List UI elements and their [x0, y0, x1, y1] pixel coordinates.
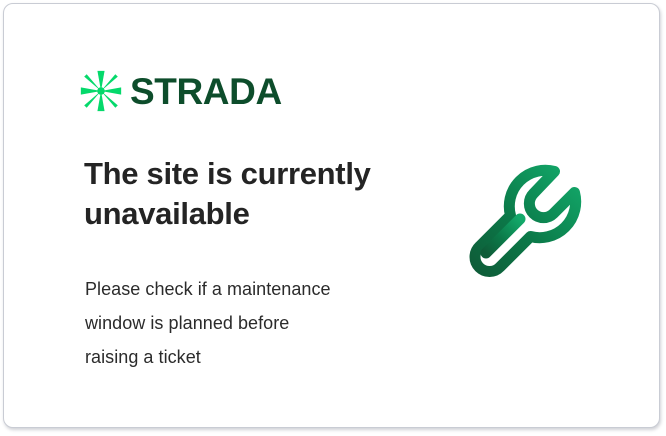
brand-logo: STRADA: [80, 70, 282, 112]
page-description: Please check if a maintenance window is …: [85, 272, 405, 374]
description-line: Please check if a maintenance: [85, 272, 405, 306]
brand-wordmark: STRADA: [130, 73, 282, 110]
wrench-icon: [459, 156, 619, 316]
description-line: raising a ticket: [85, 340, 405, 374]
asterisk-starburst-icon: [80, 70, 122, 112]
description-line: window is planned before: [85, 306, 405, 340]
status-card: STRADA The site is currently unavailable…: [3, 3, 660, 428]
page-title: The site is currently unavailable: [84, 154, 434, 234]
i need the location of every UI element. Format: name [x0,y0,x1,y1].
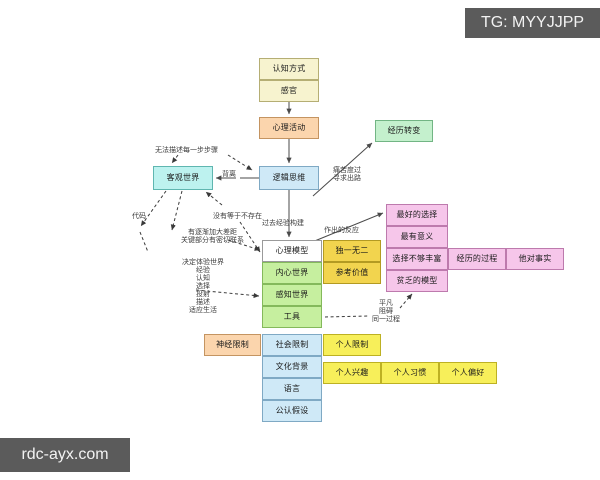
edge-label-tongkudugu: 痛苦度过 寻求出路 [333,166,361,182]
node-renzhifangshi[interactable]: 认知方式 [259,58,319,80]
watermark-top-right: TG: MYYJJPP [465,8,600,38]
node-cankaojiazhi[interactable]: 参考价值 [323,262,381,284]
node-keguanshijie[interactable]: 客观世界 [153,166,213,190]
node-jinglizhuanbian[interactable]: 经历转变 [375,120,433,142]
node-duyiwuer[interactable]: 独一无二 [323,240,381,262]
edge-label-wufamiaoshu: 无法描述每一步步骤 [155,146,218,154]
node-gongrenjiashe[interactable]: 公认假设 [262,400,322,422]
edge-label-beili: 背离 [222,170,236,178]
node-zuiyouyiyi[interactable]: 最有意义 [386,226,448,248]
node-tadushishi[interactable]: 他对事实 [506,248,564,270]
node-shenjingxianzhi[interactable]: 神经限制 [204,334,261,356]
node-ganzhishijie[interactable]: 感知世界 [262,284,322,306]
node-wenhuabeijing[interactable]: 文化背景 [262,356,322,378]
edge-label-juedingtiyan: 决定体验世界 经验 认知 选择 投射 描述 适应生活 [182,258,224,314]
node-xinlihuodong[interactable]: 心理活动 [259,117,319,139]
node-ganguan[interactable]: 感官 [259,80,319,102]
node-gerenxingqu[interactable]: 个人兴趣 [323,362,381,384]
node-gongju[interactable]: 工具 [262,306,322,328]
node-zuihaodexuanze[interactable]: 最好的选择 [386,204,448,226]
node-yuyan[interactable]: 语言 [262,378,322,400]
edge-label-zuochudefanying: 作出的反应 [324,226,359,234]
node-shehuixianzhi[interactable]: 社会限制 [262,334,322,356]
edge-label-guoqujingyan: 过去经验构建 [262,219,304,227]
edge-label-meiyoudengyu: 没有等于不存在 [213,212,262,220]
watermark-bottom-left: rdc-ayx.com [0,438,130,472]
node-gerenxiguan[interactable]: 个人习惯 [381,362,439,384]
node-xinlimoxing[interactable]: 心理模型 [262,240,322,262]
edge-label-pingfan: 平凡 阻碍 同一过程 [372,299,400,323]
edge-label-daima: 代码 [132,212,146,220]
node-jinglideguocheng[interactable]: 经历的过程 [448,248,506,270]
node-gerenpianhao[interactable]: 个人偏好 [439,362,497,384]
node-neixinshijie[interactable]: 内心世界 [262,262,322,284]
diagram-canvas: 认知方式感官心理活动逻辑思维客观世界经历转变心理模型内心世界感知世界工具社会限制… [0,0,600,480]
edge-label-youzhujian: 有逐渐加大差距 关键部分有密切联系 [181,228,244,244]
node-pinfadmoxing[interactable]: 贫乏的模型 [386,270,448,292]
node-gerenxianzhi[interactable]: 个人限制 [323,334,381,356]
node-xuanzebugoufengfu[interactable]: 选择不够丰富 [386,248,448,270]
node-luojisiwei[interactable]: 逻辑思维 [259,166,319,190]
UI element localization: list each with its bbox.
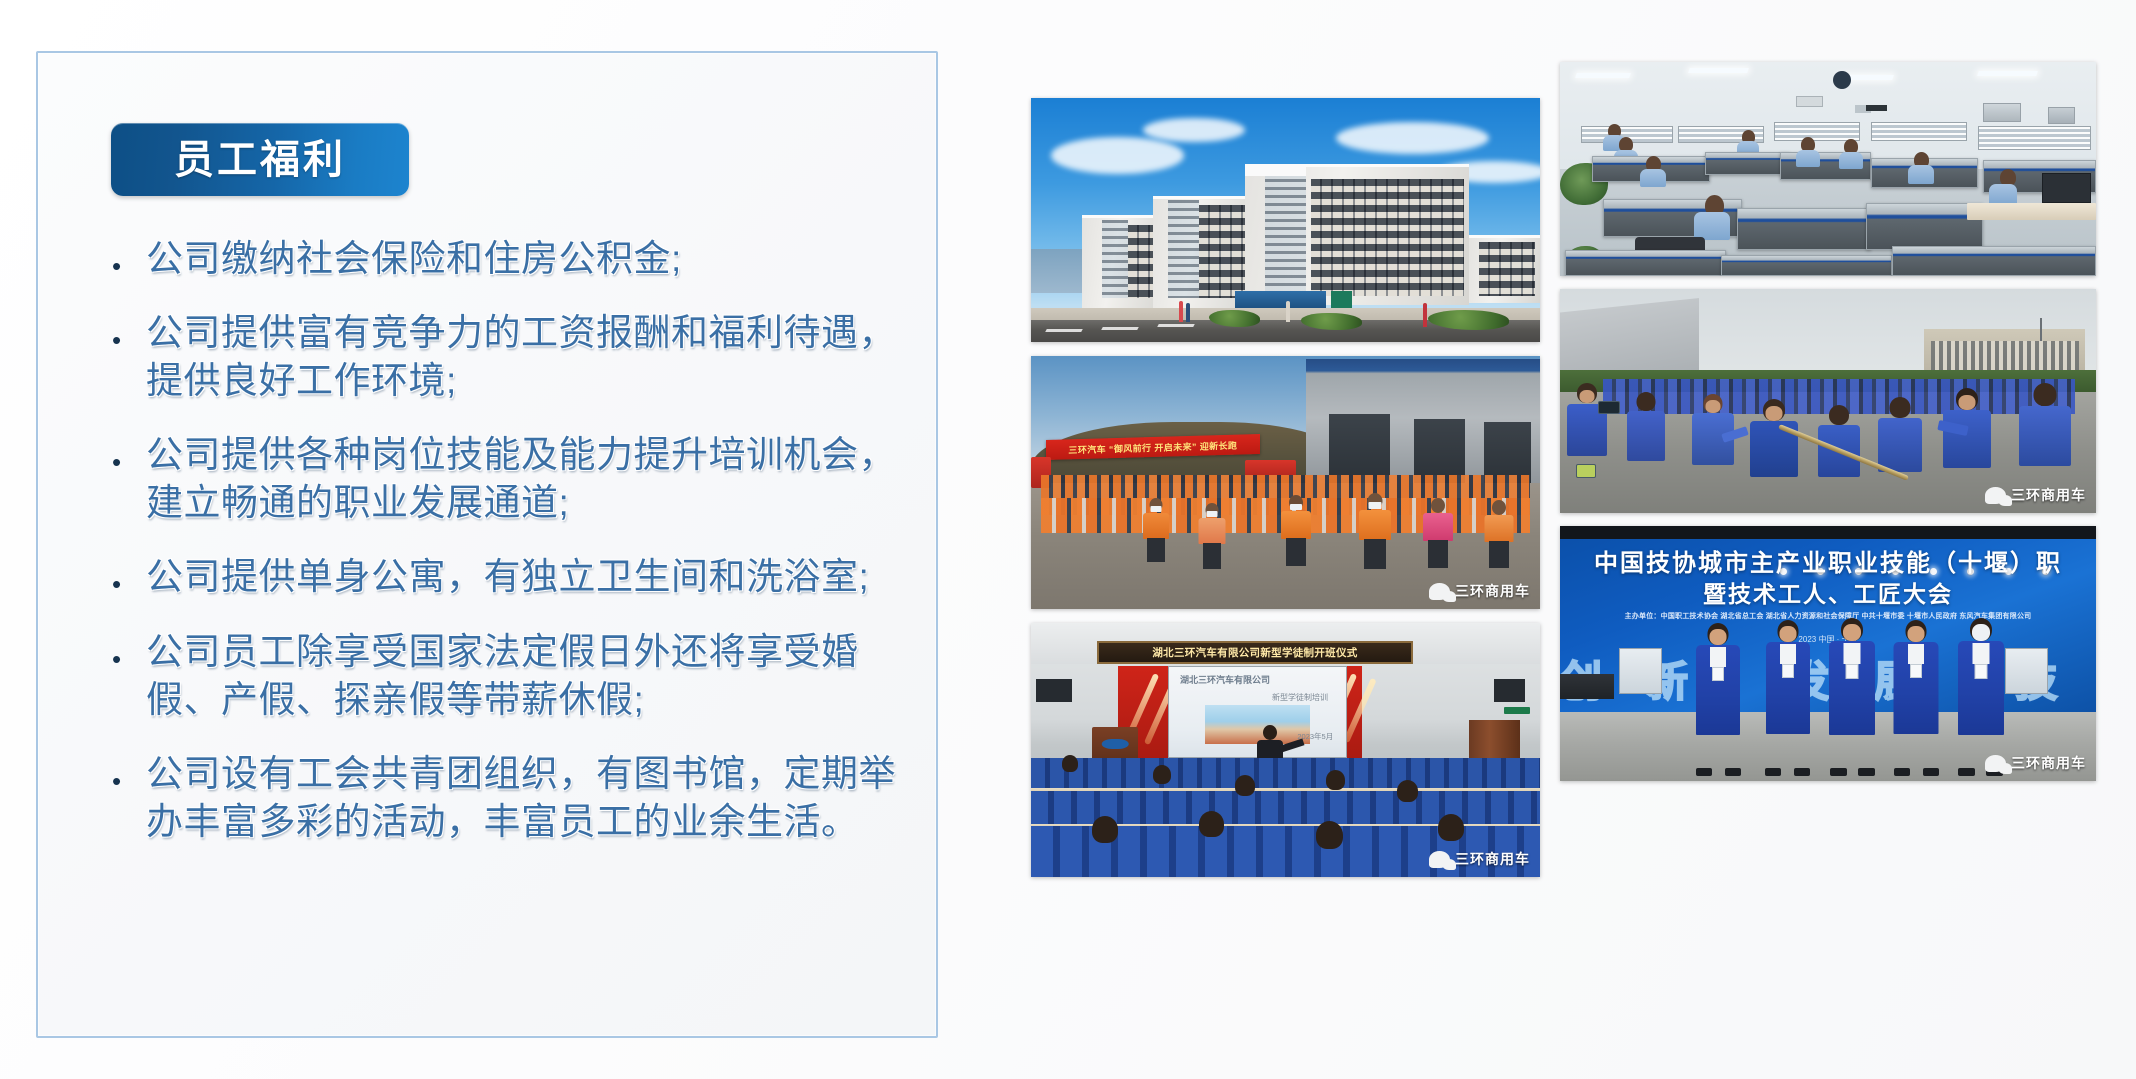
tug-puller	[1871, 397, 1930, 513]
cubicle-partition	[1978, 126, 2091, 150]
bullet-dot-icon: •	[112, 553, 146, 597]
ceiling-light	[1688, 68, 1749, 73]
uniform-jacket	[1943, 410, 1991, 468]
cubicle	[1737, 208, 1871, 251]
list-item: • 公司缴纳社会保险和住房公积金;	[112, 235, 902, 283]
presenter-head	[1263, 725, 1277, 740]
runner-legs	[1203, 543, 1221, 569]
employee-benefits-panel: 员工福利 • 公司缴纳社会保险和住房公积金; • 公司提供富有竞争力的工资报酬和…	[36, 51, 938, 1038]
wechat-icon	[1429, 851, 1450, 868]
cubicle	[1866, 203, 1984, 250]
cloud	[1051, 137, 1183, 174]
watermark-text: 三环商用车	[1455, 581, 1530, 601]
head	[1636, 392, 1655, 411]
watermark-text: 三环商用车	[1455, 849, 1530, 869]
wechat-icon	[1429, 583, 1450, 600]
photo-collage: 三环汽车 “御风前行 开启未来” 迎新长跑	[1031, 62, 2096, 1042]
attendee-head	[1235, 775, 1255, 796]
uniform-jacket	[1627, 411, 1665, 461]
monitor	[2042, 173, 2090, 203]
shoe	[1696, 768, 1712, 776]
factory-building	[1306, 359, 1540, 491]
runner-vest	[1198, 518, 1225, 544]
technician	[1823, 618, 1882, 776]
id-badge	[1782, 664, 1794, 678]
spectator	[1619, 392, 1673, 513]
cloud	[1143, 118, 1245, 142]
bullet-dot-icon: •	[112, 309, 146, 353]
runner-vest	[1423, 513, 1453, 541]
face	[1959, 395, 1976, 410]
watermark-text: 三环商用车	[2011, 485, 2086, 505]
runner-head	[1431, 498, 1445, 513]
shoe	[1725, 768, 1741, 776]
run-scene: 三环汽车 “御风前行 开启未来” 迎新长跑	[1031, 356, 1540, 609]
light-pole	[2040, 318, 2042, 340]
attendee-head	[1397, 780, 1418, 802]
photo-new-year-run-event: 三环汽车 “御风前行 开启未来” 迎新长跑	[1031, 356, 1540, 609]
section-title-label: 员工福利	[174, 140, 346, 180]
id-badge	[1712, 667, 1724, 681]
photo-open-plan-office	[1560, 62, 2096, 276]
bullet-dot-icon: •	[112, 628, 146, 672]
face	[1779, 626, 1796, 642]
watermark-text: 三环商用车	[2011, 753, 2086, 773]
face-mask	[1150, 506, 1161, 512]
benefit-text: 公司缴纳社会保险和住房公积金;	[146, 235, 902, 283]
wall-panel	[1796, 96, 1823, 107]
tug-puller	[1742, 399, 1806, 513]
building-floors	[1311, 179, 1464, 296]
face	[1705, 400, 1720, 413]
watermark: 三环商用车	[1429, 849, 1530, 869]
stage-sign	[2005, 648, 2048, 694]
face	[1766, 406, 1783, 421]
runner-head	[1492, 500, 1506, 515]
technician	[1887, 620, 1946, 776]
face-mask	[1290, 504, 1302, 510]
employee	[1839, 152, 1863, 169]
ceiling-light	[1575, 73, 1630, 78]
attendee-head	[1438, 814, 1464, 841]
runner	[1347, 493, 1403, 602]
lighting-truss	[1560, 526, 2096, 539]
cubicle	[1892, 246, 2096, 276]
uniform-jacket	[1878, 418, 1922, 472]
shoe	[1923, 768, 1939, 776]
technician	[1689, 623, 1748, 776]
pedestrian	[1179, 301, 1183, 323]
attendee-head	[1062, 755, 1078, 772]
road-marking	[1157, 324, 1194, 327]
benefits-bullet-list: • 公司缴纳社会保险和住房公积金; • 公司提供富有竞争力的工资报酬和福利待遇，…	[112, 235, 902, 846]
list-item: • 公司设有工会共青团组织，有图书馆，定期举办丰富多彩的活动，丰富员工的业余生活…	[112, 750, 902, 846]
tug-puller	[1683, 394, 1742, 513]
watermark: 三环商用车	[1429, 581, 1530, 601]
face-mask	[1368, 502, 1381, 509]
shoe	[1958, 768, 1975, 776]
stage-scene: 中国技协城市主产业职业技能（十堰）职 暨技术工人、工匠大会 主办单位：中国职工技…	[1560, 526, 2096, 781]
face	[1843, 624, 1861, 641]
list-item: • 公司员工除享受国家法定假日外还将享受婚假、产假、探亲假等带薪休假;	[112, 628, 902, 724]
watermark: 三环商用车	[1985, 753, 2086, 773]
wall-speaker	[1036, 679, 1072, 702]
runner-vest	[1143, 513, 1169, 539]
event-banner-text: 三环汽车 “御风前行 开启未来” 迎新长跑	[1069, 438, 1238, 456]
cubicle	[1565, 250, 1726, 276]
runner-legs	[1147, 538, 1165, 562]
list-item: • 公司提供富有竞争力的工资报酬和福利待遇，提供良好工作环境;	[112, 309, 902, 405]
runner	[1189, 503, 1235, 599]
photo-employee-apartment-building	[1031, 98, 1540, 342]
lanyard	[1908, 644, 1924, 664]
face	[1908, 626, 1925, 642]
ceremony-banner-text: 湖北三环汽车有限公司新型学徒制开班仪式	[1152, 645, 1357, 660]
building-glass	[1168, 200, 1199, 298]
attendee-head	[1092, 816, 1118, 843]
benefit-text: 公司设有工会共青团组织，有图书馆，定期举办丰富多彩的活动，丰富员工的业余生活。	[146, 750, 902, 846]
runner	[1270, 495, 1321, 599]
pedestrian	[1423, 303, 1427, 327]
attendee-head	[1316, 821, 1343, 849]
monitor	[1866, 105, 1887, 111]
watermark: 三环商用车	[1985, 485, 2086, 505]
cubicle-partition	[1774, 122, 1860, 141]
attendee-head	[1326, 770, 1345, 790]
building-glass	[1265, 171, 1306, 298]
shoe	[1894, 768, 1910, 776]
wechat-icon	[1985, 487, 2006, 504]
employee	[1908, 165, 1934, 184]
list-item: • 公司提供各种岗位技能及能力提升培训机会，建立畅通的职业发展通道;	[112, 431, 902, 527]
id-badge	[1846, 664, 1859, 679]
pedestrian	[1286, 301, 1290, 323]
bullet-dot-icon: •	[112, 750, 146, 794]
equipment-cabinet	[2048, 107, 2075, 124]
road-marking	[1045, 329, 1082, 332]
exit-sign-icon	[1504, 707, 1529, 715]
shoe	[1765, 768, 1781, 776]
screen-subtitle: 新型学徒制培训	[1272, 692, 1328, 703]
lanyard	[1844, 643, 1861, 664]
stage-monitor-box	[1560, 674, 1614, 700]
uniform-jacket	[2019, 406, 2071, 466]
screen-title: 湖北三环汽车有限公司	[1180, 673, 1270, 686]
building-glass	[1102, 220, 1127, 298]
benefit-text: 公司提供各种岗位技能及能力提升培训机会，建立畅通的职业发展通道;	[146, 431, 902, 527]
wall-clock-icon	[1833, 71, 1851, 89]
photo-skills-conference-group: 中国技协城市主产业职业技能（十堰）职 暨技术工人、工匠大会 主办单位：中国职工技…	[1560, 526, 2096, 781]
runner-legs	[1364, 539, 1386, 569]
face	[1710, 629, 1727, 645]
photo-apprenticeship-opening-ceremony: 湖北三环汽车有限公司新型学徒制开班仪式 湖北三环汽车有限公司 新型学徒制培训 2…	[1031, 623, 1540, 877]
equipment-cabinet	[1983, 103, 2021, 122]
lanyard	[1972, 643, 1989, 664]
ceiling-light	[1977, 71, 2038, 76]
benefit-text: 公司提供单身公寓，有独立卫生间和洗浴室;	[146, 553, 902, 601]
conference-title-line1: 中国技协城市主产业职业技能（十堰）职	[1560, 543, 2096, 578]
smartphone	[1576, 464, 1596, 478]
runner-legs	[1286, 538, 1306, 566]
list-item: • 公司提供单身公寓，有独立卫生间和洗浴室;	[112, 553, 902, 601]
runner-legs	[1428, 540, 1448, 568]
shoe	[1794, 768, 1810, 776]
wechat-icon	[1985, 755, 2006, 772]
audience-row	[1031, 758, 1540, 791]
office-scene	[1560, 62, 2096, 276]
smartphone	[1598, 401, 1620, 414]
runner	[1133, 498, 1179, 594]
shoe	[1830, 768, 1847, 776]
lanyard	[1710, 647, 1726, 667]
slide-canvas: 员工福利 • 公司缴纳社会保险和住房公积金; • 公司提供富有竞争力的工资报酬和…	[0, 0, 2136, 1079]
roof-slab	[1245, 164, 1306, 176]
face-mask	[1206, 511, 1217, 517]
head	[1829, 405, 1849, 425]
employee	[1796, 150, 1820, 167]
face	[1579, 390, 1594, 403]
lanyard	[1780, 644, 1796, 664]
ceremony-banner: 湖北三环汽车有限公司新型学徒制开班仪式	[1097, 641, 1413, 664]
tug-scene: 三环商用车	[1560, 289, 2096, 513]
wall-speaker	[1494, 679, 1525, 702]
company-logo-icon	[1102, 739, 1129, 750]
cloud	[1336, 122, 1489, 154]
section-title-badge: 员工福利	[111, 123, 409, 196]
head	[1890, 397, 1911, 418]
head	[2034, 383, 2057, 406]
runner-vest	[1359, 510, 1391, 540]
cubicle-partition	[1871, 122, 1967, 141]
face-mask	[1972, 624, 1990, 641]
benefit-text: 公司员工除享受国家法定假日外还将享受婚假、产假、探亲假等带薪休假;	[146, 628, 902, 724]
bullet-dot-icon: •	[112, 235, 146, 279]
runner-legs	[1489, 541, 1509, 568]
conference-title-line2: 暨技术工人、工匠大会	[1560, 575, 2096, 609]
employee	[1694, 212, 1730, 240]
stage-sign	[1619, 648, 1662, 694]
runner-vest	[1281, 511, 1311, 539]
pedestrian	[1186, 303, 1190, 323]
desk	[1967, 203, 2096, 220]
employee	[1989, 184, 2017, 205]
id-badge	[1974, 664, 1987, 679]
cubicle	[1721, 255, 1893, 276]
bullet-dot-icon: •	[112, 431, 146, 475]
shoe	[1858, 768, 1875, 776]
employee	[1640, 169, 1666, 187]
attendee-head	[1199, 811, 1224, 837]
road-marking	[1101, 327, 1138, 330]
cubicle	[1705, 152, 1791, 176]
attendee-head	[1153, 765, 1171, 784]
benefit-text: 公司提供富有竞争力的工资报酬和福利待遇，提供良好工作环境;	[146, 309, 902, 405]
photo-tug-of-war-activity: 三环商用车	[1560, 289, 2096, 513]
technician	[1758, 620, 1817, 776]
id-badge	[1910, 664, 1922, 678]
building-scene	[1031, 98, 1540, 342]
ceremony-scene: 湖北三环汽车有限公司新型学徒制开班仪式 湖北三环汽车有限公司 新型学徒制培训 2…	[1031, 623, 1540, 877]
runner-vest	[1485, 515, 1514, 542]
════════
## REQUIRED WORK
Retype the part of the records that opens with the line containing "brand-logo: STRADA: [80, 70, 282, 112]" and closes with the line containing "wrench-icon: [459, 156, 619, 316]", including both of those lines.

## RESULT OF THIS EXERCISE
brand-logo: STRADA: [80, 70, 282, 112]
page-description: Please check if a maintenance window is …: [85, 272, 405, 374]
description-line: Please check if a maintenance: [85, 272, 405, 306]
brand-wordmark: STRADA: [130, 73, 282, 110]
wrench-icon: [459, 156, 619, 316]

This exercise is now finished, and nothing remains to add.